#### [作業の指示]
a. 日景温泉の文章によると、この温泉が開湯されたのはいつですか。
b. 日景温泉の文章のうち、「宿に3室だけある特別室は温泉」から「ぎ着するのも秘湯の風情かも。」までを、両端の語句も含めて一字一句違えずに書き写してください。

秋田県の世界遺産である白神矢立の大自然に包まれるようにしてひっそりと佇む温泉宿。明治26年に開湯された歴史を持つ日景温泉です。日景温泉と言っても温泉郷ではなく、お宿はなんとここ1軒のみ。宿の名前が温泉の名前なのです。ど田舎と言えるロケーションに「ポツンと一軒家」の温泉宿なのです。
源泉掛け流しの湯の種類は3つ。アトピーなど皮膚病に効くし、傷を治癒するとも言われる白濁した硫黄泉。総ヒバ造りの広い大浴場や露天風呂、貸切家族風呂があります。どれもが加温も加泉もしていない高濃度の湯で効果が高く、また秘湯ムード満点の癒される湯なのです。炭酸水素塩泉は肌がつるつるになる美人美肌の湯と言われ、透明な塩化物泉は造血作用を活発にす薬湯だと言われています。これほど効能のある温泉、いろいろ入りたくなりますよね。この温泉に泊まれば、滞在中にすべて体験が可能なのです。
宿に3室だけある特別室は温泉風呂付きで、それも結構大きめ。大浴場と展望露天風呂も入れるし、そのほか貸切風呂が4つも!ひとつは部屋の露天風呂とそう変わらない大きさだったのでパス。貸切で一番大きい「うるげる湯っこ」というお風呂だけ入ってみました。早めにチェックインしたので、すべて一番風呂というのも嬉しいもの。白濁した湯はトロリとして心地よく、お肌もすべすべになります。その名の通り秋田弁で「うるげる」=「ふやける」ほどいいお湯で長湯しました。屋内脱衣場がなく、露天風呂の横でササッと脱ぎ着するのも秘湯の風情かも。
旅館の建物は改築されきれいになっていますが、レトロで古い建物なので昔のムードが残され迷路みたいにわかりにくい印象です。彷徨っていると日景温泉歴史資料館があったり、図書室や卓球台、湯治客向きにコインランドリーまでありました。

#### [空間注釈の記録]
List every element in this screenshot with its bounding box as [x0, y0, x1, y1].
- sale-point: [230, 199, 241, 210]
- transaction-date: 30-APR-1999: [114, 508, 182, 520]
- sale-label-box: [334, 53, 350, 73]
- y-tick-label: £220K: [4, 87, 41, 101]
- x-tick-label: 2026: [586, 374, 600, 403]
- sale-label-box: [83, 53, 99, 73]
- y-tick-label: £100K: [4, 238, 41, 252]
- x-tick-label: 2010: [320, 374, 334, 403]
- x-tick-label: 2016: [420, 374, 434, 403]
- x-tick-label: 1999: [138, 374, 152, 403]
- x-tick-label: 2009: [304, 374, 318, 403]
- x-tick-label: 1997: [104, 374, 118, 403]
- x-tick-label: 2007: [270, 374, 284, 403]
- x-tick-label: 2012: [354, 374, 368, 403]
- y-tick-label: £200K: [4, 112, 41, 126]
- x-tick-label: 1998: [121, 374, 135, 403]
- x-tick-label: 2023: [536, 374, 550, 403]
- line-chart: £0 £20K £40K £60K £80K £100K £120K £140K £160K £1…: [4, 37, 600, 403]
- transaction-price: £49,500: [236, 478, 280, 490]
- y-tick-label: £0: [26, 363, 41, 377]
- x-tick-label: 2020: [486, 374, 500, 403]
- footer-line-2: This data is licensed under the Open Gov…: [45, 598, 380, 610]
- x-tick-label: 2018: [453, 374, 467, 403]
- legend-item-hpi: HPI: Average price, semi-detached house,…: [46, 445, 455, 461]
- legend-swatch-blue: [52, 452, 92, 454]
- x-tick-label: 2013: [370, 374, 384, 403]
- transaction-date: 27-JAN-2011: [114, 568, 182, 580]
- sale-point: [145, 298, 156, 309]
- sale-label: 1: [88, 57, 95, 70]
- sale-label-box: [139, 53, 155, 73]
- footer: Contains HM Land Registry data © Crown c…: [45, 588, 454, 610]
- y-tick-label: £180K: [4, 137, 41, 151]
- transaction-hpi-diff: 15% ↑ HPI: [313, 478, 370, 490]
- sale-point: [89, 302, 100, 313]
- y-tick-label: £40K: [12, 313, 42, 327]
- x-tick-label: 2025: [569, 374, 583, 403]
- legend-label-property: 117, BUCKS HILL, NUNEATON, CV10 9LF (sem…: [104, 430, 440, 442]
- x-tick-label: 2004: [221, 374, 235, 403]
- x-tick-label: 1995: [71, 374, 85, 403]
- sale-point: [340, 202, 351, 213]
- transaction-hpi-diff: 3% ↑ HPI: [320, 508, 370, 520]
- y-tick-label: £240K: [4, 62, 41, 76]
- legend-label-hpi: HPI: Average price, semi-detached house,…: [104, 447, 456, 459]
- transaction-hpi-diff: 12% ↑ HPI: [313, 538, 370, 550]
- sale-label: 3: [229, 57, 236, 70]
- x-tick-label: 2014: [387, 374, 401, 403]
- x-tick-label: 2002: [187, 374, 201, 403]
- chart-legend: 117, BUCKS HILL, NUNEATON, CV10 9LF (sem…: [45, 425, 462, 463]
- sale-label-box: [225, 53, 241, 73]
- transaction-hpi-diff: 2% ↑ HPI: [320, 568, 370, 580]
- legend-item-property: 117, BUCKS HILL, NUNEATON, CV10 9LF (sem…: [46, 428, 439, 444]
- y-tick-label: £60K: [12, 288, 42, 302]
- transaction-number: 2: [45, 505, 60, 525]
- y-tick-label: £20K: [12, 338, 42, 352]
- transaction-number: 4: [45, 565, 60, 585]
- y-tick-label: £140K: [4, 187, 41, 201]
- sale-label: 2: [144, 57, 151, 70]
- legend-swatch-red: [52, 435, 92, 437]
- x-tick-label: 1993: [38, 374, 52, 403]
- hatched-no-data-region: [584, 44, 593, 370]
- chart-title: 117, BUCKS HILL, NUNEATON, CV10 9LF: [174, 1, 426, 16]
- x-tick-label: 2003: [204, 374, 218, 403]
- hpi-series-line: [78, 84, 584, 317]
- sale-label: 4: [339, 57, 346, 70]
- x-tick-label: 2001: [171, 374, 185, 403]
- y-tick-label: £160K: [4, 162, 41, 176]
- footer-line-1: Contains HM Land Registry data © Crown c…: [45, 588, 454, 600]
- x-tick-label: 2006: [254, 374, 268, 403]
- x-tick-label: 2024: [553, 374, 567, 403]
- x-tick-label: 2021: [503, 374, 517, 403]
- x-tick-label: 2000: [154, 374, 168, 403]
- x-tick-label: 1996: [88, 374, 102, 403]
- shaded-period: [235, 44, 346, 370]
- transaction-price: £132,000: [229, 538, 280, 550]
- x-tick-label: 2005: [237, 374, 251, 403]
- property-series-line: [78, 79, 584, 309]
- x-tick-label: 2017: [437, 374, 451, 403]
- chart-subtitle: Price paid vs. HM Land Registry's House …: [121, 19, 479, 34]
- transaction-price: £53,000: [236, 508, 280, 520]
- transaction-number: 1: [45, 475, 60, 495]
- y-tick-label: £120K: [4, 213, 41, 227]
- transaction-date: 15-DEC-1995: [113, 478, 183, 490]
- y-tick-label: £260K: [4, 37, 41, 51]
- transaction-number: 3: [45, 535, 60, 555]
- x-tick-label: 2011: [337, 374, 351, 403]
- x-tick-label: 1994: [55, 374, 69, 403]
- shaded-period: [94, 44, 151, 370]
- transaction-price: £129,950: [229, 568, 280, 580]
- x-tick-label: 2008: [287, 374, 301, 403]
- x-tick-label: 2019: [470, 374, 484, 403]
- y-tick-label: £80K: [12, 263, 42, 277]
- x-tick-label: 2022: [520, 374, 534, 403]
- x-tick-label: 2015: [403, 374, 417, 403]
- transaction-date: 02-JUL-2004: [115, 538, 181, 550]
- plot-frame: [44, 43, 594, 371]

#### [各課題の解答]
a. 明治26年です。

b.
宿に3室だけある特別室は温泉風呂付きで、それも結構大きめ。大浴場と展望露天風呂も入れるし、そのほか貸切風呂が4つも!ひとつは部屋の露天風呂とそう変わらない大きさだったのでパス。貸切で一番大きい「うるげる湯っこ」というお風呂だけ入ってみました。早めにチェックインしたので、すべて一番風呂というのも嬉しいもの。白濁した湯はトロリとして心地よく、お肌もすべすべになります。その名の通り秋田弁で「うるげる」=「ふやける」ほどいいお湯で長湯しました。屋内脱衣場がなく、露天風呂の横でササッと脱ぎ着するのも秘湯の風情かも。